> [ПРЕДЛОЖЕННЫЙ ФРАГМЕНТ]:
───
Азамат Алтай. «Глашатай свободы и демократии»

0
8799

Продолжение. Начало в №№17-26.

Побег. Избавление от плена

В плену я думал только о побеге. Потихоньку собирал дырявые мешки, всякие тряпочки. Через несколько дней я посоветовался с кыргызами, которые были среди нас, и сказал им, что если не сбежим, то умрем. Среди них был один парень, который принимал участие в финской войне, вот ему я предложил бежать вместе. Тогда другие солдаты кыргызы тоже попросились бежать с нами.  Я был не согласен, потому что если нас будет много, немцы быстро заметят, и мы снова попадем в плен, либо нас убьют. Я высказал свое мнение, что умереть лучше поодиночке, иначе всех нас убьют. Все согласились с моим планом. Меж нами был парень, кыргыз из Кочкорки, он лучше меня разговаривал по-русски и служил тоже дольше, чем я, на один год. Мне он показался бойким. Вот с этим парнем в последние годы я начал связываться. Его родственник пишет в письме, что бежали из лагеря мы вместе. Оказывается, не все пленники немцев попали в советские лагеря и тюрьмы. Я до сих пор никак не могу поверить в то, что этот парень остался живым, не знаю, каким путем он выбрался из плена, и какие обстоятельства ему помогли избежать тюрьмы после войны. Его письма ко мне и мои письма ему хранятся в моих архивах. В будущем, если кто-то заинтересуется судьбой военнопленного, могут познакомиться с ними, и надеюсь, извлекут истину.

Итак, когда пошел дождь, мы накрыли колючую проволоку сверху дырявыми мешками и тряпками и выбрались из немецкого плена. Мне кажется, это был конец ноября, начало декабря. Добежав до поля, мы увидели кочаны капусты, наполовину занесенные снегом. Голод заставляет человека есть что угодно! Мы шли, иногда бежали и, не зная усталости, по дороге грызли мерзлую капусту. В темноте увидели перед собой силуэт чего-то большого. Это оказался дом. Мы постучали в окошко, нам никто не ответил. Мы еще раз постучали, тогда к окошку подошел мужчина и спросил:

— Кто вы такие?

Мы шепотом рассказали о том, что сбежали из лагеря и что очень голодны. Он спросил, сколько нас. Мы ответили, что нас двое, и уточнили, далеко ли отсюда лагерь.

— Километра полтора, наверное, будет, — сказал хозяин дома.

— Всего лишь полторы километра? – удивились мы, думая, что далеко ушли от лагеря. А, может быть, мы ходили по кругу, — неизвестно. Хозяин дома, не зажигая лампу, накормил нас хлебом и кислым молоком.

— Если зажечь лампу, охранники лагеря увидят и сразу прибегут сюда. Позади дома дорога, идите по ней прямо, там есть село. Люди в нем хорошие, может быть, они вам помогут, – сказал хозяин дома и отправил нас.

Когда начало светать, и из труб домов показался дым, мы добрались до дома, который находился на окраине села. В этом доме нас накормили, дали нам  старенькую, гражданскую одежду взамен нашей истрепанной солдатской. Благодарение Богу, мы повстречались с людьми, которые помогли пленным, чем смогли.
───
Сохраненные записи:
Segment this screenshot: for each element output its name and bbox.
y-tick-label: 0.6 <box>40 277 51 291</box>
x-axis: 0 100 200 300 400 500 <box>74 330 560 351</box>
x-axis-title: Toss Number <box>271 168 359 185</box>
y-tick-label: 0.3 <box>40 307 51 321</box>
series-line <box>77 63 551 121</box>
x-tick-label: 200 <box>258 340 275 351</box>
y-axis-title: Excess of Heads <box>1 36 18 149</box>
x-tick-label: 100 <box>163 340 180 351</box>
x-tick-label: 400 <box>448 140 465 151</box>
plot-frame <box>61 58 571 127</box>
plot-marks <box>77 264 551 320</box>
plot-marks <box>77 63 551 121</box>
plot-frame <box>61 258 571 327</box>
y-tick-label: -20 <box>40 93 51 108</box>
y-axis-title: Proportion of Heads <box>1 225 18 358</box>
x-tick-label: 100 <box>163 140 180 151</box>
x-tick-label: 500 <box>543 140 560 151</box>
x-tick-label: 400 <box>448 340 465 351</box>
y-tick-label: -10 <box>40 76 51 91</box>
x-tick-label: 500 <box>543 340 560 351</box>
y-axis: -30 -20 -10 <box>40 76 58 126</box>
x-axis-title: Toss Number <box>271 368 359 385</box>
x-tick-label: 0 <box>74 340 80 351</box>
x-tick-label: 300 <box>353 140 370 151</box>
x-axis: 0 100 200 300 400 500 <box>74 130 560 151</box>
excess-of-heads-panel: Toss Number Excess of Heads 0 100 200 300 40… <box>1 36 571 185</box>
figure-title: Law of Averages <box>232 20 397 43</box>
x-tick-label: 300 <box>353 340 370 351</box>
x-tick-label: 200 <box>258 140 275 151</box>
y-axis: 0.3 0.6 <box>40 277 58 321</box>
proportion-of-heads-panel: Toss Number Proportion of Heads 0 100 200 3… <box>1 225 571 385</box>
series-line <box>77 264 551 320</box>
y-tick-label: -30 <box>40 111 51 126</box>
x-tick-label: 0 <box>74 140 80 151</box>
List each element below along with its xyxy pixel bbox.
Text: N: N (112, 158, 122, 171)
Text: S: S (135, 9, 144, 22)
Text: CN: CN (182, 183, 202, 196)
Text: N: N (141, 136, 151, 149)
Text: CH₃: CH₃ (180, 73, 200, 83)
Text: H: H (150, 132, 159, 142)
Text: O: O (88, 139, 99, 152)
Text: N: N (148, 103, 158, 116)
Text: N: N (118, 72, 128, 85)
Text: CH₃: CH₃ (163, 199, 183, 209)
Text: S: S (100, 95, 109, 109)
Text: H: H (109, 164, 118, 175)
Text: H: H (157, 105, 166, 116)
───
> [ЗАДАНИЯ]:
1. Назовите все продукты, которые, согласно рассказу о побеге из плена, ели беглецы.
2. Продолжите рассказ о побеге из немецкого плена после последнего предложения.
Листинг — отдельный материал, к тексту он не относится.

> [ОТВЕТЫ]:
1. Мерзлая капуста, хлеб, кислое молоко.

2.
Теперь для нас кончились муки плена и начались муки бегства. В зимние холода мы днем прятались в лесу. Мы знали, что так придется скрываться, и что для двух беглецов очень трудно, и опасно каждый раз по ночам пробираться в села, где были немцы, и спрашивать еду у незнакомых поляков и белорусов. Но, несмотря на все трудности, мы, не разлучаясь, очень долго скитались вместе.  Бывали и в тех селах, где не было немцев и полицаев. Помогали крестьянам колоть дрова, выполняли любую домашнюю работу и таким образом двигались на восток. В тех хозяйствах, где мы работали, нас кормили и позволяли переночевать дома, либо в сарае. Хозяин одного дома сказал, что для двоих места мало и, наверное, пожалев меня, потому что я   ослаб, оставил меня у себя дома. А мой кочкорский товарищ пошел работать в другой дом. У того бедного крестьянина, где я остался работать, пятеро или шестеро детей были в лесу. На следующий день он мне говорит:

— Здесь тебе нельзя оставаться, сейчас сюда придут немецкие солдаты и полицаи, увидят тебя и сразу поймут, что ты беглец. Они могут тебя убить.

Я убежал из этого села, добрался до следующего. Мой товарищ не пришел. Оказывается, он в это село пришел позже.  Прошло несколько недель. Я переходил из одного села в другое и по дороге повстречался с немолодым крестьянином по имени Стефан. Он немного хромал на одну ногу, но, несмотря на это, был очень хозяйственным и работящим мужчиной приятной внешности. Их единственного сына отправили в ссылку в Сибирь и жили они только вдвоем с женой. Так я остался у Стефана. Каждый день нарублю дров и сложу по порядку на место, где мне покажут, ухаживаю за скотом, мелко крошу сено, кормлю и пою животных. Так проходили мои дни. Как я работаю, нравилось Стефану, но не нравилось его жене. Стефан жалел меня. По ночам, когда я спал в сарае на сеновале, он приносил теплое одеяло, чтобы я укрылся. Вслед за ним тут же заходила его жена и вырывала из его рук одеяло, говоря, что оно наберет от меня вшей.  Когда дает еду, снова унижает меня и сажает у порога дома. Сами едят мясо, пьют чай, а мне дают картошку с водой. А я и этим был доволен. Понимал, что из-за проклятой жизни придется терпеть всякие унижения. Я когда-то читал в кыргызских эпосах, что плен означает унижение. И теперь представлял себе героя эпоса Эр-Тоштук, как он, попав, в подземелье, терпел голод и унижения.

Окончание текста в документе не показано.